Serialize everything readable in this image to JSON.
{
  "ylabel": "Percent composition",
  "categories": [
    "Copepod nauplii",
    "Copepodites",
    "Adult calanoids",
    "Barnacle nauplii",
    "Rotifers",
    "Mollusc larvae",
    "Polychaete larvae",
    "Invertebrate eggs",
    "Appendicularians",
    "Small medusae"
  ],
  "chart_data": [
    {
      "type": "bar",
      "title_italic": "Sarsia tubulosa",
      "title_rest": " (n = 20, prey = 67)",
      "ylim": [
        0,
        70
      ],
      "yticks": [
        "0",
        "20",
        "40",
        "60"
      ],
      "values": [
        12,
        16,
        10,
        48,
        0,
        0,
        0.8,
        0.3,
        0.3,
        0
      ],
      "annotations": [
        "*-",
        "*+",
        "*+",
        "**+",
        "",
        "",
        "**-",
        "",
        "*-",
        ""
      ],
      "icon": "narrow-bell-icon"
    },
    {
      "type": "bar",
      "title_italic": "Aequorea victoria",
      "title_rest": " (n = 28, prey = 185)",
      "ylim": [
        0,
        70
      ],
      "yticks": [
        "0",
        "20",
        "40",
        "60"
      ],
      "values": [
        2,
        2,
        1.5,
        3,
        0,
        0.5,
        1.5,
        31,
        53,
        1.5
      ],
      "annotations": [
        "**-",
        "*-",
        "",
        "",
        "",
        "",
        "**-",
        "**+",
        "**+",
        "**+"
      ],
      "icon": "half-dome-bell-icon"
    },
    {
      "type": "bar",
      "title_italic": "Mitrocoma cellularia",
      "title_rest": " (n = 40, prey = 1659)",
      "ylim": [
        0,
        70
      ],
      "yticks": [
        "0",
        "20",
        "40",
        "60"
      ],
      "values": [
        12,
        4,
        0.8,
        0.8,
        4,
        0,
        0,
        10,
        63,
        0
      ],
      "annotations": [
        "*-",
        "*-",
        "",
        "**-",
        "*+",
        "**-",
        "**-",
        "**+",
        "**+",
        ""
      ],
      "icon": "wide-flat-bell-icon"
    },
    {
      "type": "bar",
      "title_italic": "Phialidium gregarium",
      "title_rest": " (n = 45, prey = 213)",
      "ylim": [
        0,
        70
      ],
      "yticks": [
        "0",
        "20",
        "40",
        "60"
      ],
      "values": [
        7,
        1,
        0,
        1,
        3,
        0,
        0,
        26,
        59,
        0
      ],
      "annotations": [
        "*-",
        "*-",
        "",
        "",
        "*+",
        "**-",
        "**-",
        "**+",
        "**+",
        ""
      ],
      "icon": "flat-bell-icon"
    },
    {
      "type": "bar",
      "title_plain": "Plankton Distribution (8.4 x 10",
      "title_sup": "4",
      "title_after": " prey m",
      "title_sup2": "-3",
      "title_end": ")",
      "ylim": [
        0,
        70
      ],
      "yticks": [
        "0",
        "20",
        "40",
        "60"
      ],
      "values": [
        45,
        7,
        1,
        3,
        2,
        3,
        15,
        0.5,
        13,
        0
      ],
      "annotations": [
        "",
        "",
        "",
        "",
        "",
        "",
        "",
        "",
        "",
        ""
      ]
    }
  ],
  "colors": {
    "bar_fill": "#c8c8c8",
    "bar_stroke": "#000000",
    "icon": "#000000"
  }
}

#####

What is required: Reproduce each entry word for word.

Solution below:
Serialize everything readable in this image to JSON.
{
  "ylabel": "Percent composition",
  "categories": [
    "Copepod nauplii",
    "Copepodites",
    "Adult calanoids",
    "Barnacle nauplii",
    "Rotifers",
    "Mollusc larvae",
    "Polychaete larvae",
    "Invertebrate eggs",
    "Appendicularians",
    "Small medusae"
  ],
  "chart_data": [
    {
      "type": "bar",
      "title_italic": "Sarsia tubulosa",
      "title_rest": " (n = 20, prey = 67)",
      "ylim": [
        0,
        70
      ],
      "yticks": [
        "0",
        "20",
        "40",
        "60"
      ],
      "values": [
        12,
        16,
        10,
        48,
        0,
        0,
        0.8,
        0.3,
        0.3,
        0
      ],
      "annotations": [
        "*-",
        "*+",
        "*+",
        "**+",
        "",
        "",
        "**-",
        "",
        "*-",
        ""
      ],
      "icon": "narrow-bell-icon"
    },
    {
      "type": "bar",
      "title_italic": "Aequorea victoria",
      "title_rest": " (n = 28, prey = 185)",
      "ylim": [
        0,
        70
      ],
      "yticks": [
        "0",
        "20",
        "40",
        "60"
      ],
      "values": [
        2,
        2,
        1.5,
        3,
        0,
        0.5,
        1.5,
        31,
        53,
        1.5
      ],
      "annotations": [
        "**-",
        "*-",
        "",
        "",
        "",
        "",
        "**-",
        "**+",
        "**+",
        "**+"
      ],
      "icon": "half-dome-bell-icon"
    },
    {
      "type": "bar",
      "title_italic": "Mitrocoma cellularia",
      "title_rest": " (n = 40, prey = 1659)",
      "ylim": [
        0,
        70
      ],
      "yticks": [
        "0",
        "20",
        "40",
        "60"
      ],
      "values": [
        12,
        4,
        0.8,
        0.8,
        4,
        0,
        0,
        10,
        63,
        0
      ],
      "annotations": [
        "*-",
        "*-",
        "",
        "**-",
        "*+",
        "**-",
        "**-",
        "**+",
        "**+",
        ""
      ],
      "icon": "wide-flat-bell-icon"
    },
    {
      "type": "bar",
      "title_italic": "Phialidium gregarium",
      "title_rest": " (n = 45, prey = 213)",
      "ylim": [
        0,
        70
      ],
      "yticks": [
        "0",
        "20",
        "40",
        "60"
      ],
      "values": [
        7,
        1,
        0,
        1,
        3,
        0,
        0,
        26,
        59,
        0
      ],
      "annotations": [
        "*-",
        "*-",
        "",
        "",
        "*+",
        "**-",
        "**-",
        "**+",
        "**+",
        ""
      ],
      "icon": "flat-bell-icon"
    },
    {
      "type": "bar",
      "title_plain": "Plankton Distribution (8.4 x 10",
      "title_sup": "4",
      "title_after": " prey m",
      "title_sup2": "-3",
      "title_end": ")",
      "ylim": [
        0,
        70
      ],
      "yticks": [
        "0",
        "20",
        "40",
        "60"
      ],
      "values": [
        45,
        7,
        1,
        3,
        2,
        3,
        15,
        0.5,
        13,
        0
      ],
      "annotations": [
        "",
        "",
        "",
        "",
        "",
        "",
        "",
        "",
        "",
        ""
      ]
    }
  ],
  "colors": {
    "bar_fill": "#c8c8c8",
    "bar_stroke": "#000000",
    "icon": "#000000"
  }
}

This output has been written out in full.